Collected data entries
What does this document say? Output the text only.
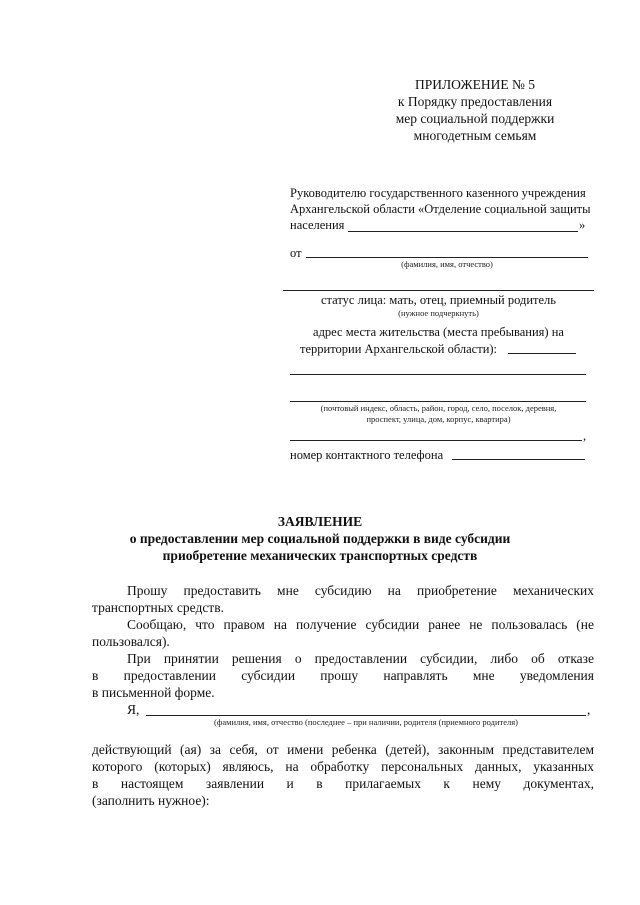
ПРИЛОЖЕНИЕ № 5
к Порядку предоставления
мер социальной поддержки
многодетным семьям
Руководителю государственного казенного учреждения
Архангельской области «Отделение социальной защиты
населения	»
от
(фамилия, имя, отчество)
статус лица: мать, отец, приемный родитель
(нужное подчеркнуть)
адрес места жительства (места пребывания) на
территории Архангельской области):
(почтовый индекс, область, район, город, село, поселок, деревня,
проспект, улица, дом, корпус, квартира)
,
номер контактного телефона
ЗАЯВЛЕНИЕ
о предоставлении мер социальной поддержки в виде субсидии
приобретение механических транспортных средств
Прошу предоставить мне субсидию на приобретение механических
транспортных средств.
Сообщаю, что правом на получение субсидии ранее не пользовалась (не
пользовался).
При принятии решения о предоставлении субсидии, либо об отказе
в предоставлении субсидии прошу направлять мне уведомления
в письменной форме.
Я,	,
(фамилия, имя, отчество (последнее – при наличии, родителя (приемного родителя)
действующий (ая) за себя, от имени ребенка (детей), законным представителем
которого (которых) являюсь, на обработку персональных данных, указанных
в настоящем заявлении и в прилагаемых к нему документах,
(заполнить нужное):
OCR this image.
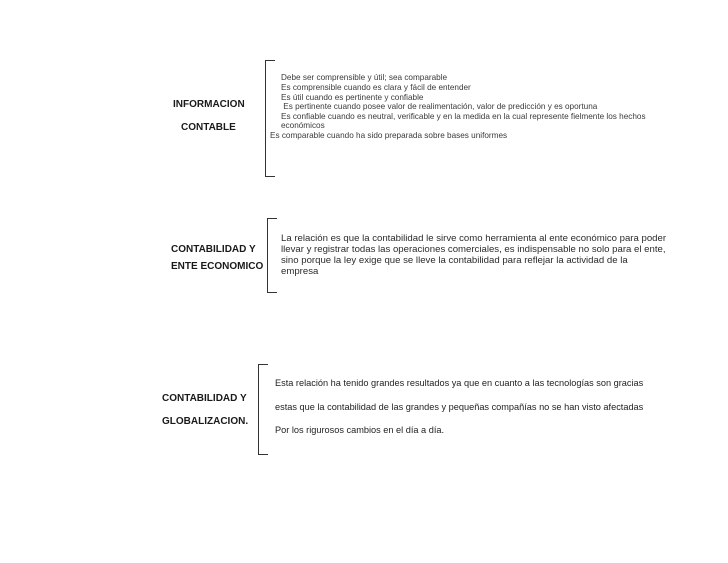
INFORMACION
CONTABLE
Debe ser comprensible y útil; sea comparable
Es comprensible cuando es clara y fácil de entender
Es útil cuando es pertinente y confiable
Es pertinente cuando posee valor de realimentación, valor de predicción y es oportuna
Es confiable cuando es neutral, verificable y en la medida en la cual represente fielmente los hechos
económicos
Es comparable cuando ha sido preparada sobre bases uniformes
CONTABILIDAD Y
ENTE ECONOMICO
La relación es que la contabilidad le sirve como herramienta al ente económico para poder
llevar y registrar todas las operaciones comerciales, es indispensable no solo para el ente,
sino porque la ley exige que se lleve la contabilidad para reflejar la actividad de la
empresa
CONTABILIDAD Y
GLOBALIZACION.
Esta relación ha tenido grandes resultados ya que en cuanto a las tecnologías son gracias
estas que la contabilidad de las grandes y pequeñas compañías no se han visto afectadas
Por los rigurosos cambios en el día a día.
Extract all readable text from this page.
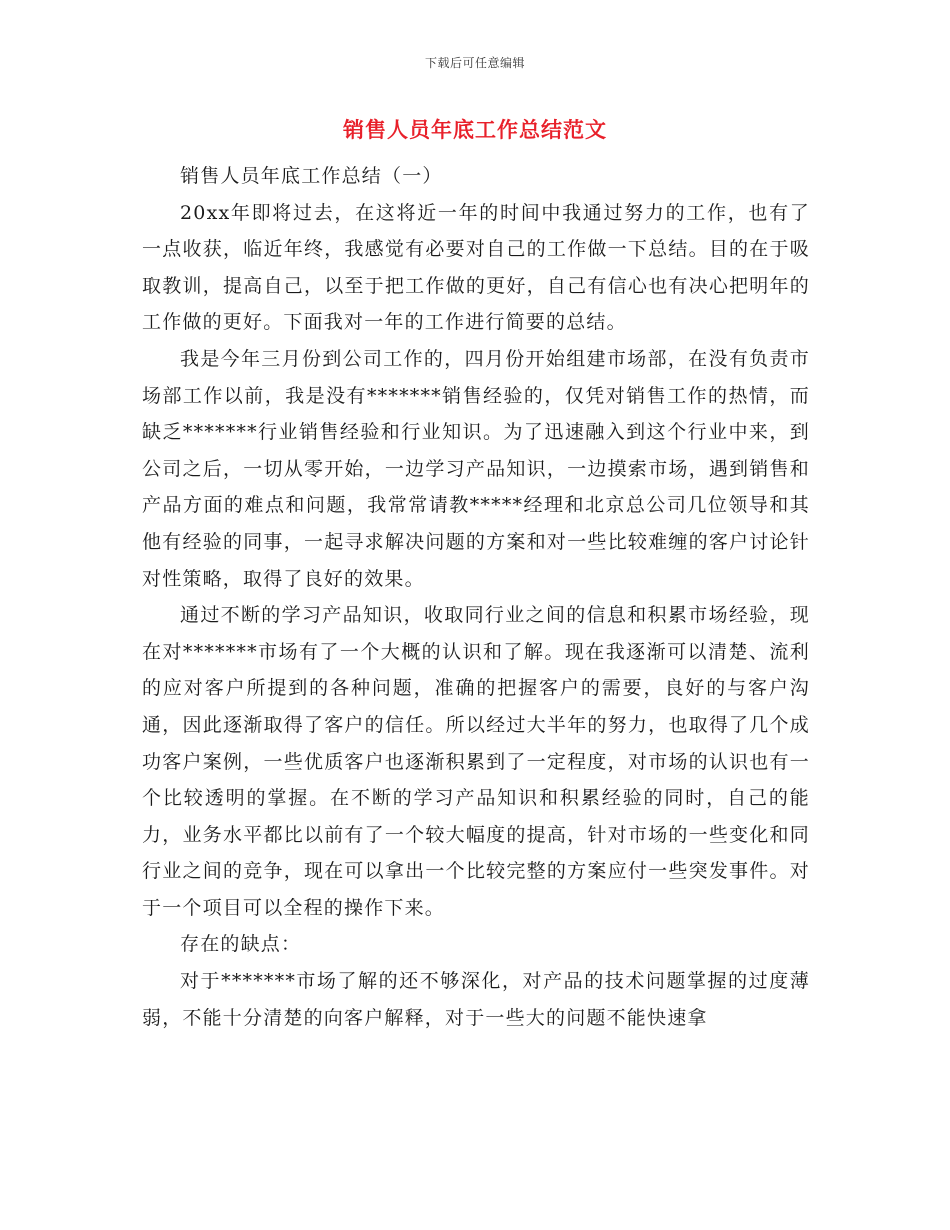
下载后可任意编辑
销售人员年底工作总结范文

销售人员年底工作总结（一）

20xx年即将过去，在这将近一年的时间中我通过努力的工作，也有了一点收获，临近年终，我感觉有必要对自己的工作做一下总结。目的在于吸取教训，提高自己，以至于把工作做的更好，自己有信心也有决心把明年的工作做的更好。下面我对一年的工作进行简要的总结。

我是今年三月份到公司工作的，四月份开始组建市场部，在没有负责市场部工作以前，我是没有*******销售经验的，仅凭对销售工作的热情，而缺乏*******行业销售经验和行业知识。为了迅速融入到这个行业中来，到公司之后，一切从零开始，一边学习产品知识，一边摸索市场，遇到销售和产品方面的难点和问题，我常常请教*****经理和北京总公司几位领导和其他有经验的同事，一起寻求解决问题的方案和对一些比较难缠的客户讨论针对性策略，取得了良好的效果。

通过不断的学习产品知识，收取同行业之间的信息和积累市场经验，现在对*******市场有了一个大概的认识和了解。现在我逐渐可以清楚、流利的应对客户所提到的各种问题，准确的把握客户的需要，良好的与客户沟通，因此逐渐取得了客户的信任。所以经过大半年的努力，也取得了几个成功客户案例，一些优质客户也逐渐积累到了一定程度，对市场的认识也有一个比较透明的掌握。在不断的学习产品知识和积累经验的同时，自己的能力，业务水平都比以前有了一个较大幅度的提高，针对市场的一些变化和同行业之间的竞争，现在可以拿出一个比较完整的方案应付一些突发事件。对于一个项目可以全程的操作下来。

存在的缺点：

对于*******市场了解的还不够深化，对产品的技术问题掌握的过度薄弱，不能十分清楚的向客户解释，对于一些大的问题不能快速拿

_Instructions to follow_: Scan the listing above. Gather each line that contains the word "субсидии".

_Final answer_:
о предоставлении мер социальной поддержки в виде субсидии
Сообщаю, что правом на получение субсидии ранее не пользовалась (не
При принятии решения о предоставлении субсидии, либо об отказе
в предоставлении субсидии прошу направлять мне уведомления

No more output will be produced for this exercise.